- What to produce: Search the data below for the word "қолдау" and copy each line that holds it.

- Recorded data:
>> start

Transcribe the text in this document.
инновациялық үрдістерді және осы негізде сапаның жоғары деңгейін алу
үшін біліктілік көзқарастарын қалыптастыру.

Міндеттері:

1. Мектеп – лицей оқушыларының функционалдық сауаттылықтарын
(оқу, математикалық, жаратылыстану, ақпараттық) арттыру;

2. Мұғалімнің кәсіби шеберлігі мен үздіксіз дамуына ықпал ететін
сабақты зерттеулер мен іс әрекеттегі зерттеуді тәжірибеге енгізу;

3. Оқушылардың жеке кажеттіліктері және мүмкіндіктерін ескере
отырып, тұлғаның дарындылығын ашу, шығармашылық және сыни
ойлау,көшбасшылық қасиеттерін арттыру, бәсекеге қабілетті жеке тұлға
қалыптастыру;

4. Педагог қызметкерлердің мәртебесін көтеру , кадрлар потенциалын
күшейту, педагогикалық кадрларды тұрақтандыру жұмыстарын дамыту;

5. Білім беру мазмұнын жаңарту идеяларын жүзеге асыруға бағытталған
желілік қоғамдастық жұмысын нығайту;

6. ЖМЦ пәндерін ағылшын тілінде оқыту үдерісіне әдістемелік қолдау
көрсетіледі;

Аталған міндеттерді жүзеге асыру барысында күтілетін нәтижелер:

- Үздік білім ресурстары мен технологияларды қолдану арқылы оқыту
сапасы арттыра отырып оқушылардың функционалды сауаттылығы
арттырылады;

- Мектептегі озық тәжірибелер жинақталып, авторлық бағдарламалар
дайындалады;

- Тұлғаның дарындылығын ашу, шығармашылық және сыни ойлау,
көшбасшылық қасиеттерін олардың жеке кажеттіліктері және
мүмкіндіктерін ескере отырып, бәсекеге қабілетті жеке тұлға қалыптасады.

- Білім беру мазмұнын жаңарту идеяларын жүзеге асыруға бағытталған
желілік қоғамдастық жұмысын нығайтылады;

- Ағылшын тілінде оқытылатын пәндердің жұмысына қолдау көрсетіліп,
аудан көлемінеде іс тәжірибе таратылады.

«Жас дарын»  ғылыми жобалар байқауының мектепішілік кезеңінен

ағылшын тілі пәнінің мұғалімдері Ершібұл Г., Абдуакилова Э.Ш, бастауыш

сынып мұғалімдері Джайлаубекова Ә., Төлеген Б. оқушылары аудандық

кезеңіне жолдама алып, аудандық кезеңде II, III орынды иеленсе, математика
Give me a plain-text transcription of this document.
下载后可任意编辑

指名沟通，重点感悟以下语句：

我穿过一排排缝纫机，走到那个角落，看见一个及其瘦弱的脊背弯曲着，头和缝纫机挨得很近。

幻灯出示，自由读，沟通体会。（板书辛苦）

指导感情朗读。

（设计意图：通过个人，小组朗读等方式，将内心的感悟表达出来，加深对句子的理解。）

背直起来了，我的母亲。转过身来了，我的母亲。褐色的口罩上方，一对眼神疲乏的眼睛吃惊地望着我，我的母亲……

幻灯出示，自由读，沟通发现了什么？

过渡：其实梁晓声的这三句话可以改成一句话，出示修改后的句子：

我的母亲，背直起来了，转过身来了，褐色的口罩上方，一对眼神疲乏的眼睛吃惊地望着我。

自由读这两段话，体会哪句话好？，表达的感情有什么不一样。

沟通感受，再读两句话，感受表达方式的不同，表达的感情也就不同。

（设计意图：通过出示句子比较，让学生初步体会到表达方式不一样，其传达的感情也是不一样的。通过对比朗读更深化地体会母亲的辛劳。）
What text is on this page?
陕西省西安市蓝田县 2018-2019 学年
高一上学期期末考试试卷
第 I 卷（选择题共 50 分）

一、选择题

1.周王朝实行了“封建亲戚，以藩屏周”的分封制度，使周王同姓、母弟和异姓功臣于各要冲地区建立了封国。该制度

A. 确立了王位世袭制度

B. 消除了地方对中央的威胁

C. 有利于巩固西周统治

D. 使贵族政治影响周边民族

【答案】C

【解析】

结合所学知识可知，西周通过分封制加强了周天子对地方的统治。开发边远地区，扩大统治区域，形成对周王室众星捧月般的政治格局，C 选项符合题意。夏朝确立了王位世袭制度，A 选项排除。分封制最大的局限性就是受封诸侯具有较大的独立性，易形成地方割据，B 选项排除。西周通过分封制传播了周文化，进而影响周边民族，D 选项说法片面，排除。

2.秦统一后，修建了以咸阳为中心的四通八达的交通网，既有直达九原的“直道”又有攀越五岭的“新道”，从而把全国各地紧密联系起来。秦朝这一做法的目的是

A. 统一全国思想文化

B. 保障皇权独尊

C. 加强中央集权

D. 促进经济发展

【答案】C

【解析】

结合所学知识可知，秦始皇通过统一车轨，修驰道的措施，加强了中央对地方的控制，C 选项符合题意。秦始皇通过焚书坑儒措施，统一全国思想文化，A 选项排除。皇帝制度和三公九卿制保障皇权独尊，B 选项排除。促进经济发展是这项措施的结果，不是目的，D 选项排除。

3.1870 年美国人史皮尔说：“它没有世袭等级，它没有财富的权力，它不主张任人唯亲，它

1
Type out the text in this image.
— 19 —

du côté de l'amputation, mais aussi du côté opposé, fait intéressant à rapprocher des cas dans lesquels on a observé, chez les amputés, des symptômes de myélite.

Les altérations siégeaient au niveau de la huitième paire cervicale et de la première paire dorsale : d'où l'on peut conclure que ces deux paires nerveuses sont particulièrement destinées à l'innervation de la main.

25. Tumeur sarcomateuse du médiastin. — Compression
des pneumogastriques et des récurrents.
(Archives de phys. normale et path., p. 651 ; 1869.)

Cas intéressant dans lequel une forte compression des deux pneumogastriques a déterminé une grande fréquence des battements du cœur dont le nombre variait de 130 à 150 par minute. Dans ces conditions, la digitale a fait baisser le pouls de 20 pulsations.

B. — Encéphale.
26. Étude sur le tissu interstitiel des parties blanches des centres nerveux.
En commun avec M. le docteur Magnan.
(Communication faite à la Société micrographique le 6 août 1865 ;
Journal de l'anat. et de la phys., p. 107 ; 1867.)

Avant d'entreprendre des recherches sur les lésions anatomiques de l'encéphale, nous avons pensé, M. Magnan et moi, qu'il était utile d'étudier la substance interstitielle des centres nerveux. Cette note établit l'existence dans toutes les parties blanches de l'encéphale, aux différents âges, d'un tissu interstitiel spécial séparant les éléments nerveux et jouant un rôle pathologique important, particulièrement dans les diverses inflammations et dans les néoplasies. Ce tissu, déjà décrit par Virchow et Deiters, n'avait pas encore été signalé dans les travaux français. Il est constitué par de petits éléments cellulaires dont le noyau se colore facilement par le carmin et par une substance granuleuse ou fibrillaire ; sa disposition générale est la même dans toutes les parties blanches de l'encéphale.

>> end

- Written response:
6. ЖМЦ пәндерін ағылшын тілінде оқыту үдерісіне әдістемелік қолдау
- Ағылшын тілінде оқытылатын пәндердің жұмысына қолдау көрсетіліп,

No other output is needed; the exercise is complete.